(Rows from a figure dataset)
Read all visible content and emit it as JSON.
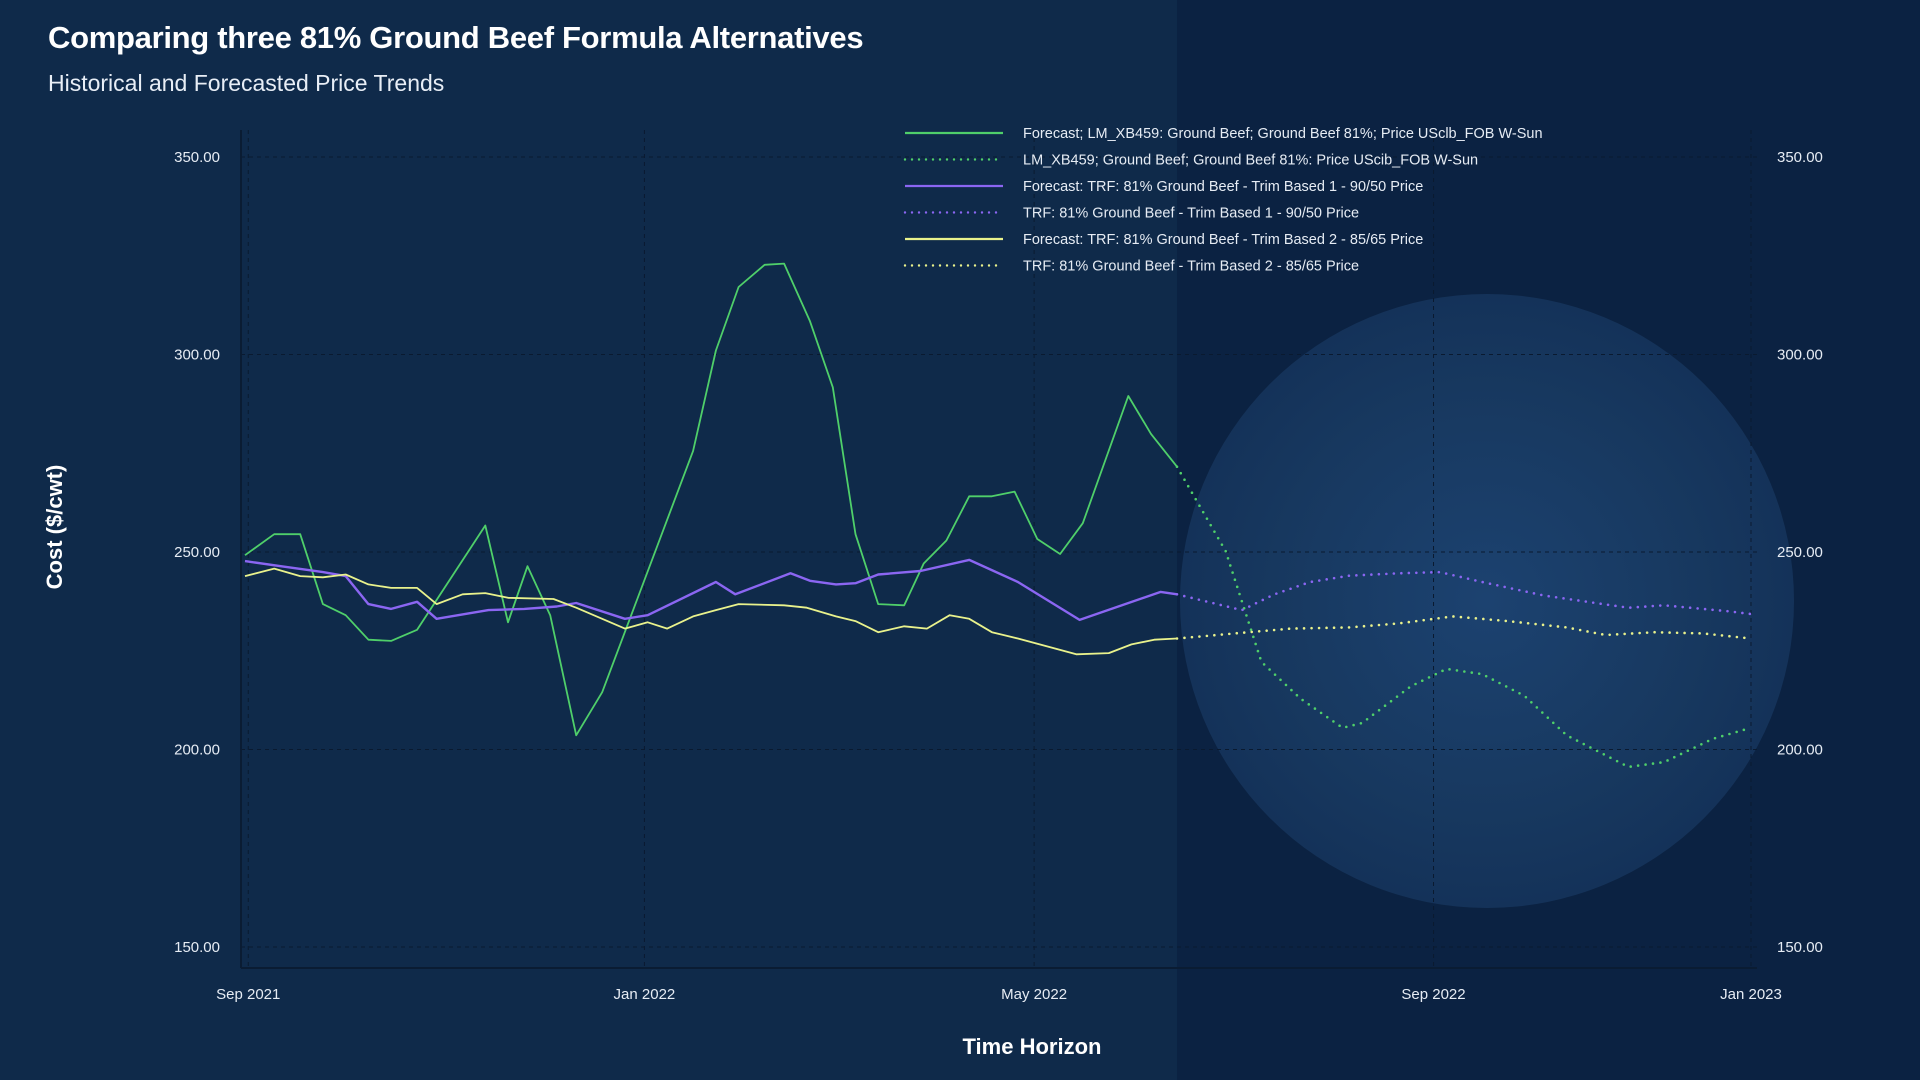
{
  "header": {
    "title": "Comparing three 81% Ground Beef Formula Alternatives",
    "subtitle": "Historical and Forecasted Price Trends"
  },
  "chart_data": {
    "type": "line",
    "title": "Comparing three 81% Ground Beef Formula Alternatives",
    "subtitle": "Historical and Forecasted Price Trends",
    "xlabel": "Time Horizon",
    "ylabel": "Cost ($/cwt)",
    "ylim": [
      150,
      350
    ],
    "yticks": [
      "150.00",
      "200.00",
      "250.00",
      "300.00",
      "350.00"
    ],
    "ytick_values": [
      150,
      200,
      250,
      300,
      350
    ],
    "xticks": [
      {
        "label": "Sep 2021",
        "date": "2021-09-01"
      },
      {
        "label": "Jan 2022",
        "date": "2022-01-01"
      },
      {
        "label": "May 2022",
        "date": "2022-05-01"
      },
      {
        "label": "Sep 2022",
        "date": "2022-09-01"
      },
      {
        "label": "Jan 2023",
        "date": "2023-01-01"
      }
    ],
    "xlim": [
      "2021-08-31",
      "2022-12-09"
    ],
    "forecast_start": "2022-06-14",
    "grid": true,
    "y_axis_both_sides": true,
    "legend_placement": "top-center",
    "colors": {
      "background": "#0f2a4a",
      "forecast_region": "#0b2242",
      "green": "#4fcf6a",
      "purple": "#8b66f2",
      "yellow": "#e9f28c"
    },
    "series": [
      {
        "name": "Forecast; LM_XB459: Ground Beef; Ground Beef 81%; Price USclb_FOB W-Sun",
        "color": "#4fcf6a",
        "style": "solid",
        "x": [
          "2021-08-31",
          "2021-09-09",
          "2021-09-17",
          "2021-09-24",
          "2021-10-01",
          "2021-10-08",
          "2021-10-15",
          "2021-10-23",
          "2021-11-13",
          "2021-11-20",
          "2021-11-26",
          "2021-12-03",
          "2021-12-11",
          "2021-12-19",
          "2022-01-16",
          "2022-01-23",
          "2022-01-30",
          "2022-02-07",
          "2022-02-13",
          "2022-02-21",
          "2022-02-28",
          "2022-03-07",
          "2022-03-14",
          "2022-03-22",
          "2022-03-28",
          "2022-04-04",
          "2022-04-11",
          "2022-04-18",
          "2022-04-25",
          "2022-05-02",
          "2022-05-09",
          "2022-05-16",
          "2022-05-30",
          "2022-06-06",
          "2022-06-14"
        ],
        "y": [
          249.2,
          254.5,
          254.5,
          236.8,
          234.0,
          227.8,
          227.5,
          230.3,
          256.7,
          232.2,
          246.4,
          234.0,
          203.6,
          214.5,
          275.6,
          301.0,
          317.1,
          322.7,
          323.0,
          308.4,
          291.7,
          254.5,
          236.8,
          236.5,
          247.1,
          252.9,
          264.1,
          264.1,
          265.3,
          253.3,
          249.5,
          257.3,
          289.5,
          279.9,
          271.6
        ]
      },
      {
        "name": "LM_XB459; Ground Beef; Ground Beef 81%: Price UScib_FOB W-Sun",
        "color": "#4fcf6a",
        "style": "dotted",
        "x": [
          "2022-06-14",
          "2022-06-29",
          "2022-07-10",
          "2022-07-22",
          "2022-08-04",
          "2022-08-10",
          "2022-08-25",
          "2022-09-05",
          "2022-09-16",
          "2022-09-29",
          "2022-10-12",
          "2022-10-31",
          "2022-11-11",
          "2022-11-26",
          "2022-12-09"
        ],
        "y": [
          271.6,
          250.2,
          222.2,
          212.9,
          205.5,
          206.7,
          216.0,
          220.4,
          219.1,
          213.6,
          203.6,
          195.6,
          196.8,
          202.7,
          205.5
        ]
      },
      {
        "name": "Forecast: TRF: 81% Ground Beef - Trim Based 1 - 90/50 Price",
        "color": "#8b66f2",
        "style": "solid",
        "x": [
          "2021-08-31",
          "2021-09-11",
          "2021-09-24",
          "2021-10-01",
          "2021-10-08",
          "2021-10-15",
          "2021-10-23",
          "2021-10-29",
          "2021-11-14",
          "2021-11-25",
          "2021-12-05",
          "2021-12-11",
          "2021-12-26",
          "2022-01-02",
          "2022-01-23",
          "2022-01-29",
          "2022-02-15",
          "2022-02-21",
          "2022-03-01",
          "2022-03-07",
          "2022-03-14",
          "2022-03-27",
          "2022-04-11",
          "2022-04-26",
          "2022-05-15",
          "2022-06-09",
          "2022-06-14"
        ],
        "y": [
          247.7,
          246.4,
          244.9,
          243.9,
          236.8,
          235.6,
          237.4,
          233.1,
          235.3,
          235.6,
          236.2,
          237.1,
          233.1,
          234.0,
          242.4,
          239.3,
          244.6,
          242.7,
          241.8,
          242.1,
          244.3,
          245.2,
          248.0,
          242.4,
          232.8,
          239.9,
          239.3
        ]
      },
      {
        "name": "TRF: 81% Ground Beef - Trim Based 1 - 90/50 Price",
        "color": "#8b66f2",
        "style": "dotted",
        "x": [
          "2022-06-14",
          "2022-07-04",
          "2022-07-14",
          "2022-07-25",
          "2022-08-06",
          "2022-08-21",
          "2022-09-03",
          "2022-09-16",
          "2022-10-05",
          "2022-10-31",
          "2022-11-11",
          "2022-12-01",
          "2022-12-09"
        ],
        "y": [
          239.3,
          235.3,
          239.3,
          242.4,
          244.0,
          244.6,
          244.9,
          242.4,
          239.0,
          235.9,
          236.5,
          235.0,
          234.3
        ]
      },
      {
        "name": "Forecast: TRF: 81% Ground Beef - Trim Based 2 - 85/65 Price",
        "color": "#e9f28c",
        "style": "solid",
        "x": [
          "2021-08-31",
          "2021-09-09",
          "2021-09-17",
          "2021-09-24",
          "2021-10-01",
          "2021-10-08",
          "2021-10-15",
          "2021-10-23",
          "2021-10-29",
          "2021-11-06",
          "2021-11-13",
          "2021-11-20",
          "2021-12-04",
          "2021-12-11",
          "2021-12-26",
          "2022-01-02",
          "2022-01-08",
          "2022-01-16",
          "2022-01-23",
          "2022-01-30",
          "2022-02-13",
          "2022-02-20",
          "2022-03-01",
          "2022-03-07",
          "2022-03-14",
          "2022-03-22",
          "2022-03-29",
          "2022-04-05",
          "2022-04-11",
          "2022-04-18",
          "2022-04-26",
          "2022-05-14",
          "2022-05-24",
          "2022-05-31",
          "2022-06-07",
          "2022-06-14"
        ],
        "y": [
          243.9,
          245.8,
          243.9,
          243.6,
          244.3,
          241.8,
          240.9,
          240.9,
          236.8,
          239.3,
          239.6,
          238.4,
          238.1,
          235.9,
          230.6,
          232.2,
          230.6,
          233.7,
          235.3,
          236.8,
          236.5,
          235.9,
          233.7,
          232.5,
          229.7,
          231.2,
          230.6,
          234.0,
          233.1,
          229.7,
          228.1,
          224.1,
          224.4,
          226.6,
          227.8,
          228.1
        ]
      },
      {
        "name": "TRF: 81% Ground Beef - Trim Based 2 - 85/65 Price",
        "color": "#e9f28c",
        "style": "dotted",
        "x": [
          "2022-06-14",
          "2022-07-06",
          "2022-07-19",
          "2022-08-06",
          "2022-08-21",
          "2022-09-07",
          "2022-09-24",
          "2022-10-12",
          "2022-10-24",
          "2022-11-08",
          "2022-11-23",
          "2022-12-09"
        ],
        "y": [
          228.1,
          229.7,
          230.6,
          230.9,
          231.9,
          233.7,
          232.5,
          230.9,
          229.0,
          229.7,
          229.4,
          228.1
        ]
      }
    ]
  }
}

Exercise details: Only the number is wanted: how many lines contain the string "Historical"?

Completed task: 2